> MATERIAL FOR THIS TASK
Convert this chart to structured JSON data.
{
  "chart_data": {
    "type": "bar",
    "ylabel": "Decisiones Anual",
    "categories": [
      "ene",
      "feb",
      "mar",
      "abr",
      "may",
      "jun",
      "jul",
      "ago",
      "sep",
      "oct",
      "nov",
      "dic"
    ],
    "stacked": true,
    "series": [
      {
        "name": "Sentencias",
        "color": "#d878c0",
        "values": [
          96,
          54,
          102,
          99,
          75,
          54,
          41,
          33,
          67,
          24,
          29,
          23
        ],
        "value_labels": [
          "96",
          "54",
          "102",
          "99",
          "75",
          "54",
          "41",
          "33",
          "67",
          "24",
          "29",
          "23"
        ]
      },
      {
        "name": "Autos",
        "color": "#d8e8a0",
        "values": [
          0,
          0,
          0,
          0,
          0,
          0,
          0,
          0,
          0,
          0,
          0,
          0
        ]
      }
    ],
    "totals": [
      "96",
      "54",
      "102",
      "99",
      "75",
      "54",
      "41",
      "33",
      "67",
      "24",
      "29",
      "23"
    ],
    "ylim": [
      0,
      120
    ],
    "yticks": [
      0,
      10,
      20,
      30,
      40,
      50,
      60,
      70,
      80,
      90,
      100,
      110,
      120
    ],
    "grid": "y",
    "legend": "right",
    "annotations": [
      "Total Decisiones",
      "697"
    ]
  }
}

> TASK DIRECTIONS
Exactly reproduce every line of the records.

> TASK ANSWER
Convert this chart to structured JSON data.
{
  "chart_data": {
    "type": "bar",
    "ylabel": "Decisiones Anual",
    "categories": [
      "ene",
      "feb",
      "mar",
      "abr",
      "may",
      "jun",
      "jul",
      "ago",
      "sep",
      "oct",
      "nov",
      "dic"
    ],
    "stacked": true,
    "series": [
      {
        "name": "Sentencias",
        "color": "#d878c0",
        "values": [
          96,
          54,
          102,
          99,
          75,
          54,
          41,
          33,
          67,
          24,
          29,
          23
        ],
        "value_labels": [
          "96",
          "54",
          "102",
          "99",
          "75",
          "54",
          "41",
          "33",
          "67",
          "24",
          "29",
          "23"
        ]
      },
      {
        "name": "Autos",
        "color": "#d8e8a0",
        "values": [
          0,
          0,
          0,
          0,
          0,
          0,
          0,
          0,
          0,
          0,
          0,
          0
        ]
      }
    ],
    "totals": [
      "96",
      "54",
      "102",
      "99",
      "75",
      "54",
      "41",
      "33",
      "67",
      "24",
      "29",
      "23"
    ],
    "ylim": [
      0,
      120
    ],
    "yticks": [
      0,
      10,
      20,
      30,
      40,
      50,
      60,
      70,
      80,
      90,
      100,
      110,
      120
    ],
    "grid": "y",
    "legend": "right",
    "annotations": [
      "Total Decisiones",
      "697"
    ]
  }
}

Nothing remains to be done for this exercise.